Testo fornito
☆ ☆ ☆
Dopo aver rivolto ai presenti il suo discorso, il Papa, accompagnato da una delegazione di giovani, ha attraversato il ponte di barche che collega la Basilica della Salute con Piazza San Marco da dove ha presieduto la messa e il Regina Coeli.
In Piazza San Marco circa 10.500 fedeli secondo la stima del Vaticano. “Se oggi guardiamo a questa città di Venezia, ammiriamo la sua incantevole bellezza, ma siamo anche preoccupati per le tante problematiche che la minacciano”, ha osservato.
Bergoglio ha quindi elencato i problemi che affliggono la città lagunare: “I cambiamenti climatici, che hanno un impatto sulle acque della Laguna e sul territorio; la fragilità delle costruzioni, dei beni culturali, ma anche quella delle persone; la difficoltà di creare un ambiente che sia a misura d’uomo attraverso un’adeguata gestione del turismo; e inoltre tutto ciò che queste realtà rischiano di generare in termini di relazioni sociali sfilacciate, di individualismo e solitudine”.
Il ritorno in Vaticano
Papa Francesco, in elicottero, è tornato in Vaticano alle 14,40 e ha fatto rientro a Casa Santa Marta dopo la visita lampo a Venezia.
☆ ☆ ☆
Attività
Riporta senza modifiche il passo del testo sulla visita del Papa a Venezia che comincia con "In Piazza San" e prosegue fino a "lampo a Venezia.". Le righe riportate più avanti costituiscono materiale a sé stante.
☆ ☆ ☆
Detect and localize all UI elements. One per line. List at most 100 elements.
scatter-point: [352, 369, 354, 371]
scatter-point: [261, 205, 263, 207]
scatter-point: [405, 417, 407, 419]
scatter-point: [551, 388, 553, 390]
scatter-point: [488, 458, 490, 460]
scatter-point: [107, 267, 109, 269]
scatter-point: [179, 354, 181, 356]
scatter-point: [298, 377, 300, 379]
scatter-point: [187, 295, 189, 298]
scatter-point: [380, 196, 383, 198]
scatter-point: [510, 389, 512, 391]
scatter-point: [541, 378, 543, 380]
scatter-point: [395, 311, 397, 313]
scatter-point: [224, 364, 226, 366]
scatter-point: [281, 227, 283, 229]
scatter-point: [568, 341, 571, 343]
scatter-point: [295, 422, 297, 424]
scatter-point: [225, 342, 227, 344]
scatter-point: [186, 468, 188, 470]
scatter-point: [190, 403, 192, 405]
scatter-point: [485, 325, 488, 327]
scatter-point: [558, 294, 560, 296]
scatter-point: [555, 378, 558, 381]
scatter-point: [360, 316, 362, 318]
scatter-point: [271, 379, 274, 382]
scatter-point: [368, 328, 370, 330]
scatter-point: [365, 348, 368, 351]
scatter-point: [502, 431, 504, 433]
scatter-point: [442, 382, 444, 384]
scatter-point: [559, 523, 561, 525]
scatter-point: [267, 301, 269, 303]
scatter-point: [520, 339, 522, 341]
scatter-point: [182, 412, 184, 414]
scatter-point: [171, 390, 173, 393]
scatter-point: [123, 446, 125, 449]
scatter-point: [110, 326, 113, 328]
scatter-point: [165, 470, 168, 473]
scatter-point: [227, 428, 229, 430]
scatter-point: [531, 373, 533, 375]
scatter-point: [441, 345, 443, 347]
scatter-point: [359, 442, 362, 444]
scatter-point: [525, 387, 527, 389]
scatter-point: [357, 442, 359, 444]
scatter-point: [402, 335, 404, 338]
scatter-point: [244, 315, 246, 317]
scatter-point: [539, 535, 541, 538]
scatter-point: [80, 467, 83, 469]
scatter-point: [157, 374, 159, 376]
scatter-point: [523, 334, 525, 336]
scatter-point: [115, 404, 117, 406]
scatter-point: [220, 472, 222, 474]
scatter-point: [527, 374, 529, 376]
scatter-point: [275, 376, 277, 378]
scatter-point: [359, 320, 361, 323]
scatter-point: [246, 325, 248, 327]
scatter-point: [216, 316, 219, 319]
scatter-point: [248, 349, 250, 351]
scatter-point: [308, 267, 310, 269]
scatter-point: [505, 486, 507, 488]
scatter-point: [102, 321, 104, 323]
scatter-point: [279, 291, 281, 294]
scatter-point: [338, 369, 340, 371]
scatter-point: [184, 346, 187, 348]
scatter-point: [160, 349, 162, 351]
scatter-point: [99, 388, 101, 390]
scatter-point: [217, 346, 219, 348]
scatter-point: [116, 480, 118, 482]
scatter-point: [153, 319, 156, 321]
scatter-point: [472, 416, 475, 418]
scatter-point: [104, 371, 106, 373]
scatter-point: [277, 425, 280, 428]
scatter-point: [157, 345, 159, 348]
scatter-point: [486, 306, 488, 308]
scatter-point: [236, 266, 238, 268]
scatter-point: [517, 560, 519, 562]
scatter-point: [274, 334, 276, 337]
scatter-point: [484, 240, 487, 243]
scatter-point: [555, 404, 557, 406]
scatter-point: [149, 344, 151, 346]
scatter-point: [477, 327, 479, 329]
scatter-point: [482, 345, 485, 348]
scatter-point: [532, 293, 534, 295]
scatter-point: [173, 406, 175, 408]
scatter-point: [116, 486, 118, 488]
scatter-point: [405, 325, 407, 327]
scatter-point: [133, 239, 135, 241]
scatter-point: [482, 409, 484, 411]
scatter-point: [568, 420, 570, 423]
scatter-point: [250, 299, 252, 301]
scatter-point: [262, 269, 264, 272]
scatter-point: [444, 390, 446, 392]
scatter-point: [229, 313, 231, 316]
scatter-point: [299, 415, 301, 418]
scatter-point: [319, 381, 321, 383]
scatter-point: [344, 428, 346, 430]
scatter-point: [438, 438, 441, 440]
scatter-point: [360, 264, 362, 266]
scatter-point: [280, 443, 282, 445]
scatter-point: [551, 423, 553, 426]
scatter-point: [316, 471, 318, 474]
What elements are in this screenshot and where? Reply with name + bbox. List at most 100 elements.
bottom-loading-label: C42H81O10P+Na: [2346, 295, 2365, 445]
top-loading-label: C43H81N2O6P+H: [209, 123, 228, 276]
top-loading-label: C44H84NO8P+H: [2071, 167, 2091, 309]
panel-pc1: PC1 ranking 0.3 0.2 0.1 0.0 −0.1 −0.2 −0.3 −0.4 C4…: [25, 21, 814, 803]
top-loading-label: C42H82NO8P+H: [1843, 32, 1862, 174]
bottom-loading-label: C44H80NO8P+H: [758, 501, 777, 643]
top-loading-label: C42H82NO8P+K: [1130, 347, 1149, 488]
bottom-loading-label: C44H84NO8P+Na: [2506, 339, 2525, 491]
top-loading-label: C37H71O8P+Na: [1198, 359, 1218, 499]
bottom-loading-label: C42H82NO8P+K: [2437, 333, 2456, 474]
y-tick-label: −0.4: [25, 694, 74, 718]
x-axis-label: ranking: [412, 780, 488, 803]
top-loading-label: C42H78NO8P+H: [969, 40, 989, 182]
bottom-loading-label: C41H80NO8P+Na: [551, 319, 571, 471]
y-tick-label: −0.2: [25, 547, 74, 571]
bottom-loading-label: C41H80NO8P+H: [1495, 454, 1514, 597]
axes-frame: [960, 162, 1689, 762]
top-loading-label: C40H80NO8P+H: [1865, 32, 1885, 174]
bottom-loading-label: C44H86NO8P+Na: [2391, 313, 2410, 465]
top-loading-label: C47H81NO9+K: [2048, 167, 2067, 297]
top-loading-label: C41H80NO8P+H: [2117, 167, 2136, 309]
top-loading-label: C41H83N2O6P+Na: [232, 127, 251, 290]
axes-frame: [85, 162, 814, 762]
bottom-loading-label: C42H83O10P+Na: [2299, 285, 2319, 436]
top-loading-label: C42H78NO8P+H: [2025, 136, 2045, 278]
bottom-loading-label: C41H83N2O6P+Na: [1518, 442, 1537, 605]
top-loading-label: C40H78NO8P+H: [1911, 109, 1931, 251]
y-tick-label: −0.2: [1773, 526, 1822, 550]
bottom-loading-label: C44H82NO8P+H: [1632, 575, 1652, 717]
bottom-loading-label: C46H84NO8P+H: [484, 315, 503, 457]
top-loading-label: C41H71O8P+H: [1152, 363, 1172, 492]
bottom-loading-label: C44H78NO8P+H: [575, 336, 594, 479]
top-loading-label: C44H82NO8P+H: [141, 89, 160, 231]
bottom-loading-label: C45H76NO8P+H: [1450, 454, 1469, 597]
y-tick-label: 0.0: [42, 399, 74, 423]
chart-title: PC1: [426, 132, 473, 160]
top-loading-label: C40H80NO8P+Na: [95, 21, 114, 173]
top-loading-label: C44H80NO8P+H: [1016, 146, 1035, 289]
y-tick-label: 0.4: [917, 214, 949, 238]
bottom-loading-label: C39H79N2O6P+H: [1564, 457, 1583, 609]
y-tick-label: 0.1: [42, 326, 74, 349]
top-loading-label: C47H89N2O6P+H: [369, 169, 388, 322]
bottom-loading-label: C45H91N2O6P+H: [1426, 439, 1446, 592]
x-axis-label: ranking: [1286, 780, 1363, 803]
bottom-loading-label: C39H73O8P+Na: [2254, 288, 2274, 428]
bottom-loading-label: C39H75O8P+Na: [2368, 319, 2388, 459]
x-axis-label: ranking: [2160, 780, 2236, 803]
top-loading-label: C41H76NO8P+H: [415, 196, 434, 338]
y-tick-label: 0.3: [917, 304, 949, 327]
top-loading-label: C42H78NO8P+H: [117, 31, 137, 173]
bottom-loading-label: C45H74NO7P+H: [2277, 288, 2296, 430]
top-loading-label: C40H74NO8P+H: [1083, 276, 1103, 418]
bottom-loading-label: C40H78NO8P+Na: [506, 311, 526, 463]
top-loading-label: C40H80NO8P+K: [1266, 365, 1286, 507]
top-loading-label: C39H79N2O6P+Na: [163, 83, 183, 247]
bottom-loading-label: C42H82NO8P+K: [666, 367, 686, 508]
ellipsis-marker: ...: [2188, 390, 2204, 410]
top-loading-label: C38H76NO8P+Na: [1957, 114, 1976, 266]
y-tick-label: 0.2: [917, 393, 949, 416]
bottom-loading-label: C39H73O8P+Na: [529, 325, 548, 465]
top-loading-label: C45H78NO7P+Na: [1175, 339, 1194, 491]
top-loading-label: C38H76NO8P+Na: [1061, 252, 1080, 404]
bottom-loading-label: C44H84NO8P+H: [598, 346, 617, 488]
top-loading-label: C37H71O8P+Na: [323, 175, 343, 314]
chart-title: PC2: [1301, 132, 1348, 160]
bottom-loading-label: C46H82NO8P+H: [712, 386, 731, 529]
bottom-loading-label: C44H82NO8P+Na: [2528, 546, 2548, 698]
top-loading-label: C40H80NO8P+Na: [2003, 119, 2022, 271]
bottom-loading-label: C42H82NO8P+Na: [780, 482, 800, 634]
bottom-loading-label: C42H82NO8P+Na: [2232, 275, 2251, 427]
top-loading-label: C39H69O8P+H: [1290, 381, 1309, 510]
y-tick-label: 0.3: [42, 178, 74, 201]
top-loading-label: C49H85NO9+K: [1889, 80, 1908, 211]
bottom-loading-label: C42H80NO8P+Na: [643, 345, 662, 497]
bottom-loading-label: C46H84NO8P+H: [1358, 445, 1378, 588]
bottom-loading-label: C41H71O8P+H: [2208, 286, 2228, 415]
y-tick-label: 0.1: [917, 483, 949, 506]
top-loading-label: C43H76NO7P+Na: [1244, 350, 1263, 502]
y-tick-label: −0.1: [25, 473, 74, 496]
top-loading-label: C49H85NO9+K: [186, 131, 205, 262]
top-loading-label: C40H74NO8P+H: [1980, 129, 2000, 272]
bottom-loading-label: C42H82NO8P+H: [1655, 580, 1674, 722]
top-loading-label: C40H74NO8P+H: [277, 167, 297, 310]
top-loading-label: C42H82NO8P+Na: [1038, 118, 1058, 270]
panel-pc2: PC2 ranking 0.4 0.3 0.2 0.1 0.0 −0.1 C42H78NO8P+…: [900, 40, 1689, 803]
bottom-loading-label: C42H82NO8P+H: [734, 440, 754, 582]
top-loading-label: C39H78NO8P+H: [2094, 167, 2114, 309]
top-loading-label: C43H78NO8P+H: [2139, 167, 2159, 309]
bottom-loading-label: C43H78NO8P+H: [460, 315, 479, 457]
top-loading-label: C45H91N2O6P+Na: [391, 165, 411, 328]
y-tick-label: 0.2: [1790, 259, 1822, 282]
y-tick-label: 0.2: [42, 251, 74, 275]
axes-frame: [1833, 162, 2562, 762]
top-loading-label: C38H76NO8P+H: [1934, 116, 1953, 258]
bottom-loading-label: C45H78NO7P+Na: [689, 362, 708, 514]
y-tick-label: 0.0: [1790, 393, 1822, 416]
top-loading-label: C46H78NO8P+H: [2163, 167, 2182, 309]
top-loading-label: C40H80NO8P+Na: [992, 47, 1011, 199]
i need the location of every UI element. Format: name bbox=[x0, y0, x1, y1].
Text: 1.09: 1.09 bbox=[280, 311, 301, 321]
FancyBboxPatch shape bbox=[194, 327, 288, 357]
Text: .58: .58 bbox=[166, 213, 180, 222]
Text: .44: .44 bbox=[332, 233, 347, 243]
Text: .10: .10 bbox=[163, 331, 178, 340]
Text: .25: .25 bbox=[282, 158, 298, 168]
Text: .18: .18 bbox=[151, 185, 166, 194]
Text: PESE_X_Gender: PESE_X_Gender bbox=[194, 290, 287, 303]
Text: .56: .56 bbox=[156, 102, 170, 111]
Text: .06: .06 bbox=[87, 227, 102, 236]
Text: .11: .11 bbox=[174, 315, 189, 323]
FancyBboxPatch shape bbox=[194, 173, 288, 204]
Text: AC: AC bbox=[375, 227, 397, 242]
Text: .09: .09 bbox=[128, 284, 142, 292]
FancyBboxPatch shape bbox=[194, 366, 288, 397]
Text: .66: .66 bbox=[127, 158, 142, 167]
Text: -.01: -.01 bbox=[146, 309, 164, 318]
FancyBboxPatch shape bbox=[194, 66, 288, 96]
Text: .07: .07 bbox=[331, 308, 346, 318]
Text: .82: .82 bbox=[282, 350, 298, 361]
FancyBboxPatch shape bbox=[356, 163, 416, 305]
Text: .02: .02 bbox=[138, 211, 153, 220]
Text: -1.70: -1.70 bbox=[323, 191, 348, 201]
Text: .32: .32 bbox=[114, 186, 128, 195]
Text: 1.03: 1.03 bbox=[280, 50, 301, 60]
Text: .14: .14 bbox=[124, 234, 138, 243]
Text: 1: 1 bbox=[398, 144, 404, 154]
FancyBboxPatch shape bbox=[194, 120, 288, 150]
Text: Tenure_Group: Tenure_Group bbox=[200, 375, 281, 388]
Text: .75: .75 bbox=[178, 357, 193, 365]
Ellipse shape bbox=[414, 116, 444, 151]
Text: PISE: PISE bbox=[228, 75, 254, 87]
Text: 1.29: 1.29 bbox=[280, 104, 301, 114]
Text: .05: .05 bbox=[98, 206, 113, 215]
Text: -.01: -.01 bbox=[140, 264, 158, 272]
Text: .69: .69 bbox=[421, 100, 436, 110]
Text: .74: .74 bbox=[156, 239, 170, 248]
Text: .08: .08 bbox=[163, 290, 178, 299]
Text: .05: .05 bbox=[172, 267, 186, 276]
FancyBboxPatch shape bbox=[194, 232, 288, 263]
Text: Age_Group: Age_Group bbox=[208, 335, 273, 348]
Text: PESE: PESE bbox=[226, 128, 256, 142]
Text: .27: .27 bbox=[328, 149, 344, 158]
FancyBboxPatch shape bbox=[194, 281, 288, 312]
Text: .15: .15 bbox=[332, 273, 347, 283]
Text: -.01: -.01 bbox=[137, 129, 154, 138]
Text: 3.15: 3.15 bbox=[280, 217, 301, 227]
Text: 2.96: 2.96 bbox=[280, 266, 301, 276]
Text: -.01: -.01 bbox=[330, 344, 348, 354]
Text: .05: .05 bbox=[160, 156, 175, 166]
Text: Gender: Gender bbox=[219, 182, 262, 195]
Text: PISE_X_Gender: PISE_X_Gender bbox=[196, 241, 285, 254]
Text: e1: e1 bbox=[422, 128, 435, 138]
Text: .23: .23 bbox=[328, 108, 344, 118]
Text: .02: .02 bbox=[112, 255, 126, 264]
☆ ☆ ☆
Risposta attesa
In Piazza San Marco circa 10.500 fedeli secondo la stima del Vaticano. “Se oggi guardiamo a questa città di Venezia, ammiriamo la sua incantevole bellezza, ma siamo anche preoccupati per le tante problematiche che la minacciano”, ha osservato.
Bergoglio ha quindi elencato i problemi che affliggono la città lagunare: “I cambiamenti climatici, che hanno un impatto sulle acque della Laguna e sul territorio; la fragilità delle costruzioni, dei beni culturali, ma anche quella delle persone; la difficoltà di creare un ambiente che sia a misura d’uomo attraverso un’adeguata gestione del turismo; e inoltre tutto ciò che queste realtà rischiano di generare in termini di relazioni sociali sfilacciate, di individualismo e solitudine”.
Il ritorno in Vaticano
Papa Francesco, in elicottero, è tornato in Vaticano alle 14,40 e ha fatto rientro a Casa Santa Marta dopo la visita lampo a Venezia.